(What to produce) List each line in which the string "FALL" appears.

-- START Material shown --

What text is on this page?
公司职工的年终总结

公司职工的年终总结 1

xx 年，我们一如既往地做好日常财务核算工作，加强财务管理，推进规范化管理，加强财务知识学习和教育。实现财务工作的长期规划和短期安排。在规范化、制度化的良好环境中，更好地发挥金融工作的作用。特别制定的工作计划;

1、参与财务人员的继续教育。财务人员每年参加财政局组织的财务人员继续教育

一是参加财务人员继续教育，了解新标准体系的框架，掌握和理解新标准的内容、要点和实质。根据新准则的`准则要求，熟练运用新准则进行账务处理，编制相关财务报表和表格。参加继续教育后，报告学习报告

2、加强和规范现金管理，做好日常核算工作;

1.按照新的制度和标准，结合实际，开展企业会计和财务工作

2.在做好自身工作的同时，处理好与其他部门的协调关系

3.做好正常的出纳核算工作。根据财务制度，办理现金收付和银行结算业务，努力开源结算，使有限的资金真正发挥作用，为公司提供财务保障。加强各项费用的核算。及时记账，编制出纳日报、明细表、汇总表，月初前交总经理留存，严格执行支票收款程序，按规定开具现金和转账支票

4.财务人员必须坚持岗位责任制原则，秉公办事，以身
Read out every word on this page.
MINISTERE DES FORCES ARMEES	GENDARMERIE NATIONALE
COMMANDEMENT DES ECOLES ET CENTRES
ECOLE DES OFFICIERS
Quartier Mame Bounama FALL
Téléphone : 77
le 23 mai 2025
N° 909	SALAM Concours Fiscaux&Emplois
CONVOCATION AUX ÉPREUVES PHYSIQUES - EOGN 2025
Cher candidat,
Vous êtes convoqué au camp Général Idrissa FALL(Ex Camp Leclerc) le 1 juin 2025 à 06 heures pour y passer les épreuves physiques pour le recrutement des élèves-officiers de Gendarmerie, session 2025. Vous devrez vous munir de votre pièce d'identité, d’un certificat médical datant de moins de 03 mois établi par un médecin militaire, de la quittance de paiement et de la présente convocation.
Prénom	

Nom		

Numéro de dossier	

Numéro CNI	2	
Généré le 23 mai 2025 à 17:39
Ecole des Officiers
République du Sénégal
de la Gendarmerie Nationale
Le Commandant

-- END Material shown --

(Final result)
Quartier Mame Bounama FALL
Vous êtes convoqué au camp Général Idrissa FALL(Ex Camp Leclerc) le 1 juin 2025 à 06 heures pour y passer les épreuves physiques pour le recrutement des élèves-officiers de Gendarmerie, session 2025. Vous devrez vous munir de votre pièce d'identité, d’un certificat médical datant de moins de 03 mois établi par un médecin militaire, de la quittance de paiement et de la présente convocation.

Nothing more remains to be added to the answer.